Collection entries:

— start —

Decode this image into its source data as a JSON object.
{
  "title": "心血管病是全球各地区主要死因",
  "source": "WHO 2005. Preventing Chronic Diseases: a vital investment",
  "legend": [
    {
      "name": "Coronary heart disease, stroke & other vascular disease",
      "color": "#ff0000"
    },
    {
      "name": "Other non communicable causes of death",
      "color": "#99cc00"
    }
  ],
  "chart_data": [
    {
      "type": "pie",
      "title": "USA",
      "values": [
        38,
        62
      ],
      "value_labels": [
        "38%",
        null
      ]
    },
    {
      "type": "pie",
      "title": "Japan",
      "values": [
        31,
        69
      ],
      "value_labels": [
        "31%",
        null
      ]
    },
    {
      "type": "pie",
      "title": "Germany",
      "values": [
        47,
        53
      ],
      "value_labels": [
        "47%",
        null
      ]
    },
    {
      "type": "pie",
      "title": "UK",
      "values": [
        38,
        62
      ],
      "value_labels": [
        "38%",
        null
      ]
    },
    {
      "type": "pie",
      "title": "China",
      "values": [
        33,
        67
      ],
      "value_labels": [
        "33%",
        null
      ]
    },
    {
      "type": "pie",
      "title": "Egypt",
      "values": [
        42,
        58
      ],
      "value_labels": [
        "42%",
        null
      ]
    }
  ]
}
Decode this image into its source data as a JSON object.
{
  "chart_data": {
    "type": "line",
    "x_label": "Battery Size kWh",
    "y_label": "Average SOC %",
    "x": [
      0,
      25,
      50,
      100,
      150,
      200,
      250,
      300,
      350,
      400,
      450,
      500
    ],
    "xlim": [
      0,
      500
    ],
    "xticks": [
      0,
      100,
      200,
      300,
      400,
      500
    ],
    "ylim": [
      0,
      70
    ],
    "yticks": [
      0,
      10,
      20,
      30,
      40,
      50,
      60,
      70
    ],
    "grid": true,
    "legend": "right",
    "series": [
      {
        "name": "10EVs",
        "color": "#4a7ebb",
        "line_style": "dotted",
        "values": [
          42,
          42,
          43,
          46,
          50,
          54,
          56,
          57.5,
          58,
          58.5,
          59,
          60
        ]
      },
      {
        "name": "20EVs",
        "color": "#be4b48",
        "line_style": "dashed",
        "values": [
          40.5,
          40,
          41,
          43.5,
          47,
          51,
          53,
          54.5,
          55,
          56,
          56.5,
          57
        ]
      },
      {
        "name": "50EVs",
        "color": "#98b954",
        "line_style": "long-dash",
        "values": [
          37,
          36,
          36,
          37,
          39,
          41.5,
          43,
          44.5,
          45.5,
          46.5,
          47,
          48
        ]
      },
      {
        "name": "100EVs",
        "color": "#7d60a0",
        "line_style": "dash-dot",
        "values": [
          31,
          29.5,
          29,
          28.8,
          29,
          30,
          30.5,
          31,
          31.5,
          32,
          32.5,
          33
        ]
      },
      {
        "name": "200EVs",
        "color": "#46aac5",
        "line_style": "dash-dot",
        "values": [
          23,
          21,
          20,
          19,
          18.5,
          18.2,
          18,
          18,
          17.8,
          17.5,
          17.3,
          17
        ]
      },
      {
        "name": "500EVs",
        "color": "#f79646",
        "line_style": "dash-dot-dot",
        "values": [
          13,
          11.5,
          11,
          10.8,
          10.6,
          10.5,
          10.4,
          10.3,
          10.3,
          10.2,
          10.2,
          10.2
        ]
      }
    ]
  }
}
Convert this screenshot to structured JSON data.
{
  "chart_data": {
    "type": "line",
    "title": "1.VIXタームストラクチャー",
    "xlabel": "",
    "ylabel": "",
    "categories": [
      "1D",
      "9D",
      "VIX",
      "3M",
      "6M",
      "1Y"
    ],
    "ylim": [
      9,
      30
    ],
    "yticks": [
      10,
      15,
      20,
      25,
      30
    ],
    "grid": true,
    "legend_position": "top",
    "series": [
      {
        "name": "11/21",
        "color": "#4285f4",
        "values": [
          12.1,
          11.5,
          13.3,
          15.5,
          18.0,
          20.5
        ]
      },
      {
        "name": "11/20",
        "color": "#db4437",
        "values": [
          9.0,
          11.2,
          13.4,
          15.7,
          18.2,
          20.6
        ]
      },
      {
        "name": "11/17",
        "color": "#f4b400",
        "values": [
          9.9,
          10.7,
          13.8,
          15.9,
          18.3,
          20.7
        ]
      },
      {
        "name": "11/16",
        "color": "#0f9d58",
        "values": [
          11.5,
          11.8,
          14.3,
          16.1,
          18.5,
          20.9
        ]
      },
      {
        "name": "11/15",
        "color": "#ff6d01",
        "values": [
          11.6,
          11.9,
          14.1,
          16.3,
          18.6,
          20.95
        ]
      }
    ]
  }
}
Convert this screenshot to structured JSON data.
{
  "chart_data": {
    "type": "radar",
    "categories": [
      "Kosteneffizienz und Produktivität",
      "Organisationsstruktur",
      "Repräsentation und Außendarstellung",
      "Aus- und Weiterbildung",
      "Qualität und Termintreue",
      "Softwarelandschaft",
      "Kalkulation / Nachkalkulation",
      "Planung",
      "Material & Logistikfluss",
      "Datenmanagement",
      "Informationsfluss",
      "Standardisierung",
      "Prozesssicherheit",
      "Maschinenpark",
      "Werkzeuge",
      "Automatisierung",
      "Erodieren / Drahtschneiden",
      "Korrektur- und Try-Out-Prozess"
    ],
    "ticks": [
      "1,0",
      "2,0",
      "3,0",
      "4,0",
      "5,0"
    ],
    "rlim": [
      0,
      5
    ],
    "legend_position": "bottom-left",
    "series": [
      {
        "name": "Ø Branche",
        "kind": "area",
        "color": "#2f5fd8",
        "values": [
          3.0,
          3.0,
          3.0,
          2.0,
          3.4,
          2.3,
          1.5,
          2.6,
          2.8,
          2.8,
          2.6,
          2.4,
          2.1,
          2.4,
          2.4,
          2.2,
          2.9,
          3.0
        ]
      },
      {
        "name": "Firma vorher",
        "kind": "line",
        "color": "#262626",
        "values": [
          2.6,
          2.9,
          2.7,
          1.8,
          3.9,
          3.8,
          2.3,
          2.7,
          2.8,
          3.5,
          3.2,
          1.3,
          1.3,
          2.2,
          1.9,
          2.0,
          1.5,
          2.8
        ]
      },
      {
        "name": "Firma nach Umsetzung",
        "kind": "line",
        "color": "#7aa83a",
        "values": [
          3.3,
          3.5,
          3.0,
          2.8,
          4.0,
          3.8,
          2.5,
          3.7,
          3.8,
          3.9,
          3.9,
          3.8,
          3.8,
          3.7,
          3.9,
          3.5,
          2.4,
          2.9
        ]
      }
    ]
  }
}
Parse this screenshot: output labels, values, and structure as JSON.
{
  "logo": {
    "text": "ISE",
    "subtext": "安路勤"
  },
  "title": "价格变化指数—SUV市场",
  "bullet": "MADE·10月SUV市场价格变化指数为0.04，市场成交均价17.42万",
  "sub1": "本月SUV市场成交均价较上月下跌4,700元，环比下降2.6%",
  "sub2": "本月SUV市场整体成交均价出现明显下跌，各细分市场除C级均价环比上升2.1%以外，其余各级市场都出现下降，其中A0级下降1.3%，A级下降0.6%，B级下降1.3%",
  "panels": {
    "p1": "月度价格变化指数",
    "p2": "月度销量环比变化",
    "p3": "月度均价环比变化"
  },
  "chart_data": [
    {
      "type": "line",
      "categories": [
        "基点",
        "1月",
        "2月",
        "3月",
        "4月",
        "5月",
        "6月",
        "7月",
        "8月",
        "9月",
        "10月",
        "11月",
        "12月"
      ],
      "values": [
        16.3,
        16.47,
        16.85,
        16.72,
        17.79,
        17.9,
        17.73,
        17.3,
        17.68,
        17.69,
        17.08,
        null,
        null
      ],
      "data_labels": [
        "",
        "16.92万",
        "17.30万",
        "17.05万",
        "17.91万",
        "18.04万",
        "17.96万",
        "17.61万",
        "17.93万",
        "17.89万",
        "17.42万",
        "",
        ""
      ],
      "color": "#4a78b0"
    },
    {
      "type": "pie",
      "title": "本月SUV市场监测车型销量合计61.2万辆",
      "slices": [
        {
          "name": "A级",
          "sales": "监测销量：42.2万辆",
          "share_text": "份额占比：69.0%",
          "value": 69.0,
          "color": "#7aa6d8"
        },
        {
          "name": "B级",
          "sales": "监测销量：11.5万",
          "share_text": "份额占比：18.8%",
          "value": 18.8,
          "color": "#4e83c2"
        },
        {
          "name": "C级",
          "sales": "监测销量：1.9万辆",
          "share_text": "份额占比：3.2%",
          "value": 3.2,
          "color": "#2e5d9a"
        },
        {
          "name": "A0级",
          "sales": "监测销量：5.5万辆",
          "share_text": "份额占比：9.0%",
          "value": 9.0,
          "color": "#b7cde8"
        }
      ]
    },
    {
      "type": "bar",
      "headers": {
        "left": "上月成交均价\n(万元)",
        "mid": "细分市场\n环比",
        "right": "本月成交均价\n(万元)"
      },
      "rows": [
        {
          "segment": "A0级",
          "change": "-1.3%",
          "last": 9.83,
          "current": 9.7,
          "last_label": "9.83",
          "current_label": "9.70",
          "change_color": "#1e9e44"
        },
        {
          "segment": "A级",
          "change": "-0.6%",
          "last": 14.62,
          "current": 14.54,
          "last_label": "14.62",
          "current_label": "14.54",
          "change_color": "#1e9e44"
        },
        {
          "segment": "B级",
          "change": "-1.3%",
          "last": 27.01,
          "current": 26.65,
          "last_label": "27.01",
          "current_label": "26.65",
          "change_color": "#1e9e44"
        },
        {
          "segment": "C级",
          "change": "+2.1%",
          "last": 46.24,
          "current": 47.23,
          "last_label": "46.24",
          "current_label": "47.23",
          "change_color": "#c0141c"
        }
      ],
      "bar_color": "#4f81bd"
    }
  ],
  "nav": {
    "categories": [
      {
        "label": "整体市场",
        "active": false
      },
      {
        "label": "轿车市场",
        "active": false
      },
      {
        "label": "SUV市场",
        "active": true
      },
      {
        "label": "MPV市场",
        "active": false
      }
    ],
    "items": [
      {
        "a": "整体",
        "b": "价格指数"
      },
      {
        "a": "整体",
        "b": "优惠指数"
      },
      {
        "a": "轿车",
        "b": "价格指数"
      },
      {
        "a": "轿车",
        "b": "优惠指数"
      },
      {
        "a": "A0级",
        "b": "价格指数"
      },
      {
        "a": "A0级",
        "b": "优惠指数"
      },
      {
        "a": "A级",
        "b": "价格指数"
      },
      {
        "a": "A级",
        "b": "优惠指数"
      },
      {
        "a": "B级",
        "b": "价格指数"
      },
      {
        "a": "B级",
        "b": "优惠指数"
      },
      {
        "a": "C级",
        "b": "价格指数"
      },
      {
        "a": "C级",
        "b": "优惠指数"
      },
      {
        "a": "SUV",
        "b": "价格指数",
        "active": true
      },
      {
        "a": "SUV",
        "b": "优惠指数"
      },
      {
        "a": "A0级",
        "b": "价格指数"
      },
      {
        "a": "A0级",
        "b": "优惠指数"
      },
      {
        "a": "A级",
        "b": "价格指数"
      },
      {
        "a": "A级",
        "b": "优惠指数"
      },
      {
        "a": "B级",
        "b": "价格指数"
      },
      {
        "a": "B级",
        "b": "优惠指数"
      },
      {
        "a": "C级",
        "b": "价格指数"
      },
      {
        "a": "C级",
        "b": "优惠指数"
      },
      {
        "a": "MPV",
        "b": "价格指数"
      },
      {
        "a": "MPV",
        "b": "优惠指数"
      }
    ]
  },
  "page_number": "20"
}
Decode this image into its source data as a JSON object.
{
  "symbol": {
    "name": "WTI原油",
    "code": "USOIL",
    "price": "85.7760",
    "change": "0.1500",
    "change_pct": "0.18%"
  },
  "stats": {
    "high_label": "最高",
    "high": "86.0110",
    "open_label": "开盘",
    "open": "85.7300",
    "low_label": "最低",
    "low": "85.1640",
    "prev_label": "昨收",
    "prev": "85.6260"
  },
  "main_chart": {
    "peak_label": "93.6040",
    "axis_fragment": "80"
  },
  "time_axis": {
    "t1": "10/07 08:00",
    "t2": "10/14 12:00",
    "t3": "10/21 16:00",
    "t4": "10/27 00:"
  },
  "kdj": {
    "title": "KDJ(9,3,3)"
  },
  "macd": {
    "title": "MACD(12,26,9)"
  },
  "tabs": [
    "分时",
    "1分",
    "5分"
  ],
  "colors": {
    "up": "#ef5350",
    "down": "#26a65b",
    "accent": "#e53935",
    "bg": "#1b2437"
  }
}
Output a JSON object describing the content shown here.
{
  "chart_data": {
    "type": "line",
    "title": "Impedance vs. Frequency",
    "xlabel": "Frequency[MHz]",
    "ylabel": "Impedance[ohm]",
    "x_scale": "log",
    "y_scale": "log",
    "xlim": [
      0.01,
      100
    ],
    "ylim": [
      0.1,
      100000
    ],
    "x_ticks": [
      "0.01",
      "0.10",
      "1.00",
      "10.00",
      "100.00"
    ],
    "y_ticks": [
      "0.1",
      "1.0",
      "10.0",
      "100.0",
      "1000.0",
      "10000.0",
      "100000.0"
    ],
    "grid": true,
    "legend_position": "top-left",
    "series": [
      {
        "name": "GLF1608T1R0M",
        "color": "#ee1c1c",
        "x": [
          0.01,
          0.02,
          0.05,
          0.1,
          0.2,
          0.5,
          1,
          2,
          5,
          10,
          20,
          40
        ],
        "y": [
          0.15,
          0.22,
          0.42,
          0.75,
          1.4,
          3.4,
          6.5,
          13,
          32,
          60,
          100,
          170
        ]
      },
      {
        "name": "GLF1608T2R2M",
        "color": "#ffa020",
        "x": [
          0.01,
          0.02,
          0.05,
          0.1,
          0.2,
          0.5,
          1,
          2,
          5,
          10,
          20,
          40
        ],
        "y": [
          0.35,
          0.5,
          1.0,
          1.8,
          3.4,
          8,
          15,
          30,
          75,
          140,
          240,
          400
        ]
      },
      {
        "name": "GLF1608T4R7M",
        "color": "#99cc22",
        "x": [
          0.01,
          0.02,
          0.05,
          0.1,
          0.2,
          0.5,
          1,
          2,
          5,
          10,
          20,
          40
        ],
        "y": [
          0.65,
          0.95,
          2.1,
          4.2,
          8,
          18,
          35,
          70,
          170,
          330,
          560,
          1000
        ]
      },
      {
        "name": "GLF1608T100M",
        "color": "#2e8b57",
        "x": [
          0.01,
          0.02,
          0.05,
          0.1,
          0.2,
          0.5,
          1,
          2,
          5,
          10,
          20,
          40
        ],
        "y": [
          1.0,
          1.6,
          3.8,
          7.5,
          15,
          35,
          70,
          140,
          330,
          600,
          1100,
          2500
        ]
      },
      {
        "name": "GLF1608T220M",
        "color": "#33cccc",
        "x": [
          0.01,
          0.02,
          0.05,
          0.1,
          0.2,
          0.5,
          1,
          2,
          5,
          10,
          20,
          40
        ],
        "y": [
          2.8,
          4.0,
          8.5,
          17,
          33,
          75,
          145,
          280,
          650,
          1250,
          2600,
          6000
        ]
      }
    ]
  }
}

— end —

= TASK TO COMPLETE =
Copy out every line of the data that includes the word "监测销量".

= SOLVED EXERCISE =
          "sales": "监测销量：42.2万辆",
          "sales": "监测销量：11.5万",
          "sales": "监测销量：1.9万辆",
          "sales": "监测销量：5.5万辆",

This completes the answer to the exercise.